(Records that describe figures)
##############################

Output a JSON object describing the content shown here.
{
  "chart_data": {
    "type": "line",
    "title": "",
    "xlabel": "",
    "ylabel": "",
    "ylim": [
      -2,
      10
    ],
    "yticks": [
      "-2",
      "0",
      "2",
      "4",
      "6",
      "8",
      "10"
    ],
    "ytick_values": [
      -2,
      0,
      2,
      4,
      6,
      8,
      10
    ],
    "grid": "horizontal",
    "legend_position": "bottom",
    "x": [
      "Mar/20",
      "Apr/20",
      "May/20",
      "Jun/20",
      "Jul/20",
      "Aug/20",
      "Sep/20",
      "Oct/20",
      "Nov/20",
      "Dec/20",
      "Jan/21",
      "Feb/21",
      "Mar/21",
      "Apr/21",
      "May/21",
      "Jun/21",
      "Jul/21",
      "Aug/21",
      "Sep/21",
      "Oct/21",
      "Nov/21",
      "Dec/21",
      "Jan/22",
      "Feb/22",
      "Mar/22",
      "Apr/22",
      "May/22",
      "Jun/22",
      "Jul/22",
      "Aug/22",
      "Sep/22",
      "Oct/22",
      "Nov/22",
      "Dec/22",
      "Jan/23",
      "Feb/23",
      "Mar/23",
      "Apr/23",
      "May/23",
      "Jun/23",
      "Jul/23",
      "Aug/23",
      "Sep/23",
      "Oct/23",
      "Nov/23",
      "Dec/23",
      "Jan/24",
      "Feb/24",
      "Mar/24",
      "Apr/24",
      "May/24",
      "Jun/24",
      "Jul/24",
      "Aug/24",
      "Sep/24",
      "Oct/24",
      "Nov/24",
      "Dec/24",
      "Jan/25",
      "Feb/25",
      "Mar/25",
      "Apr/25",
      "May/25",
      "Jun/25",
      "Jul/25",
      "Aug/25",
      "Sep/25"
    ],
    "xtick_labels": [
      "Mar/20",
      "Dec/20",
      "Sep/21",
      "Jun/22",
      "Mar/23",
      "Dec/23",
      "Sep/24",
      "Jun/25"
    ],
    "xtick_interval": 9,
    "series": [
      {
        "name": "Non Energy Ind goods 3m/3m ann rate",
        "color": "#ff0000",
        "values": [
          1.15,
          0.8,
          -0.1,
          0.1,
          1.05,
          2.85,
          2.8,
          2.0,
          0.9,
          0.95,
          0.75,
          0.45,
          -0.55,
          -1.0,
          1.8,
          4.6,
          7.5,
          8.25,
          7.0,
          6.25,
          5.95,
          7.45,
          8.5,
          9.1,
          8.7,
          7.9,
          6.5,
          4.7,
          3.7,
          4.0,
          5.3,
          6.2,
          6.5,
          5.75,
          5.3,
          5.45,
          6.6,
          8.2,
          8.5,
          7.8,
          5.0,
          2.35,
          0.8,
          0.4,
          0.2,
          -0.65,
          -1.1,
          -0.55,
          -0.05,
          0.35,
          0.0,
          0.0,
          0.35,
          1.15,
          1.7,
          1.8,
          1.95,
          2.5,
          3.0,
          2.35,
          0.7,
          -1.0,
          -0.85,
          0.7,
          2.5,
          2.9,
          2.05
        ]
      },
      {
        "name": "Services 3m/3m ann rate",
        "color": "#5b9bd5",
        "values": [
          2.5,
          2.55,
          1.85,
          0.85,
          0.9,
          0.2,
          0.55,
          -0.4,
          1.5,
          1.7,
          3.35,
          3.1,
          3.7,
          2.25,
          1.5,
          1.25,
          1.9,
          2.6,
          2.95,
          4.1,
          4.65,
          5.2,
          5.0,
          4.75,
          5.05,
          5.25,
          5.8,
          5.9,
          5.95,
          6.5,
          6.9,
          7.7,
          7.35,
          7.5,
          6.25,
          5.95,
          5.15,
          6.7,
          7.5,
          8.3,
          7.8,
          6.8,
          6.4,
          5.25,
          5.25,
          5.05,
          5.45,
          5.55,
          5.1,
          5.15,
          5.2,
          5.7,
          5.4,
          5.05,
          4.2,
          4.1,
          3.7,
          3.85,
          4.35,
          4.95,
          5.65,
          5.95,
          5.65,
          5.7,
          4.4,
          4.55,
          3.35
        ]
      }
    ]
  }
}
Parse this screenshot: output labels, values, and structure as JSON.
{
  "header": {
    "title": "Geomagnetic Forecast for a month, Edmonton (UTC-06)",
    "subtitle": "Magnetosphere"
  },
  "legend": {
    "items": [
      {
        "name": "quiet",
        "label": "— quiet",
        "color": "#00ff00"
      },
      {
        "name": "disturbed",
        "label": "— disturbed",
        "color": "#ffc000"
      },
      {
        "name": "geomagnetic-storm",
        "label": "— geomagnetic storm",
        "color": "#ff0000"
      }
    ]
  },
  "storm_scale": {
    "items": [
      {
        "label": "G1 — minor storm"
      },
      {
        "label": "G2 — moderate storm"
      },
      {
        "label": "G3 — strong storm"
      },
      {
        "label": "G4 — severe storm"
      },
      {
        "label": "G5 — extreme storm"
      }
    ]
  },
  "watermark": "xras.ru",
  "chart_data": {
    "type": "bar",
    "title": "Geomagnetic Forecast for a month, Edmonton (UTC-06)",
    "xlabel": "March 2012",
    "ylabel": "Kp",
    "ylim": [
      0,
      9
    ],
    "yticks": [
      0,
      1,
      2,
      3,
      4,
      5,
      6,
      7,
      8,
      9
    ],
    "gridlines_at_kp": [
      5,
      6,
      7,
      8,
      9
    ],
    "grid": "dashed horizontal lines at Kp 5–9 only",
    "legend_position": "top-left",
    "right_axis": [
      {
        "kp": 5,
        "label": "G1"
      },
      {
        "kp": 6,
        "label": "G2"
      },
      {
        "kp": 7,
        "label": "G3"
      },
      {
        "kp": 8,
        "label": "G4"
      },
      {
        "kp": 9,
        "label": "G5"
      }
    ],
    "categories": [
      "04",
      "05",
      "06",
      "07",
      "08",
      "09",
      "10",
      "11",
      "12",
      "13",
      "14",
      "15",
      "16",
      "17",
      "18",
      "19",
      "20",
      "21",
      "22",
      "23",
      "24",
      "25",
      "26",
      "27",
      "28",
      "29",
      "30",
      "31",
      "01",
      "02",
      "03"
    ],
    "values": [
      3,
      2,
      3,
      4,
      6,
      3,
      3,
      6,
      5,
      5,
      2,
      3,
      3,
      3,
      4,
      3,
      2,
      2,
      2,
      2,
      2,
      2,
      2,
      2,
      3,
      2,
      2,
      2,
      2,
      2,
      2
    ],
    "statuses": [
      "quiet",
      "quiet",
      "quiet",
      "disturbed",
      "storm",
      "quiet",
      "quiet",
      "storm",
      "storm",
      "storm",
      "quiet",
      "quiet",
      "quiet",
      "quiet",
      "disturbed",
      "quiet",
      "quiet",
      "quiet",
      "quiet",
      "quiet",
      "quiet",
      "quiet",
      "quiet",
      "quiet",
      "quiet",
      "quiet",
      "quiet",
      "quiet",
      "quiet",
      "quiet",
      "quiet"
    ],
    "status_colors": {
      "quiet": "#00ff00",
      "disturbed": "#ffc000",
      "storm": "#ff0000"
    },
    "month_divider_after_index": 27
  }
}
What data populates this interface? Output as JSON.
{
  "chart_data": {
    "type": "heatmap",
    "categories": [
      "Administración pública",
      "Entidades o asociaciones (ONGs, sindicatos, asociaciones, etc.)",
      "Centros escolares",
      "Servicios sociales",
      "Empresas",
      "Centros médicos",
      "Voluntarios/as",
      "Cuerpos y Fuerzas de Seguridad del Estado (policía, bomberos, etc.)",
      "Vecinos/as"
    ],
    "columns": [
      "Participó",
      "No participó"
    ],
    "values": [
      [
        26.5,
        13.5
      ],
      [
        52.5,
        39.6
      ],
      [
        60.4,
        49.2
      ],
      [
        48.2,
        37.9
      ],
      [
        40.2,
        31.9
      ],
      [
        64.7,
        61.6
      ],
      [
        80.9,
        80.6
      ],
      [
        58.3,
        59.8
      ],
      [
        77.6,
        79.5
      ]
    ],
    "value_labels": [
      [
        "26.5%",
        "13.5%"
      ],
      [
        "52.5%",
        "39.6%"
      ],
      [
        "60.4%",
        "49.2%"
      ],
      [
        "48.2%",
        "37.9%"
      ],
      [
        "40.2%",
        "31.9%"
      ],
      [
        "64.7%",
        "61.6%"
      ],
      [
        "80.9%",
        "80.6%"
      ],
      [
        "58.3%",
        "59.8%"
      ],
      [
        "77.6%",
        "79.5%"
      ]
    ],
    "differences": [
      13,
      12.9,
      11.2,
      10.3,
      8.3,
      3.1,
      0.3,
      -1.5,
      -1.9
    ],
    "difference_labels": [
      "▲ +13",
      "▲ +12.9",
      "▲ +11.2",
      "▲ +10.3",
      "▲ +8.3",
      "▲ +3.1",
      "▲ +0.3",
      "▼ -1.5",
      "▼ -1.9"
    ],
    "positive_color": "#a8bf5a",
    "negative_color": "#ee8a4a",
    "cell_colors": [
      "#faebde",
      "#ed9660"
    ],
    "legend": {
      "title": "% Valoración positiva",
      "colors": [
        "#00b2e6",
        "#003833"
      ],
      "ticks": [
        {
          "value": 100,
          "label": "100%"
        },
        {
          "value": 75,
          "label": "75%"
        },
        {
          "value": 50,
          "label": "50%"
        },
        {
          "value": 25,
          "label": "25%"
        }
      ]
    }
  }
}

##############################

| Task objective |
Using the data above, copy each line that contains "Centros".

| Response |
      "Centros escolares",
      "Centros médicos",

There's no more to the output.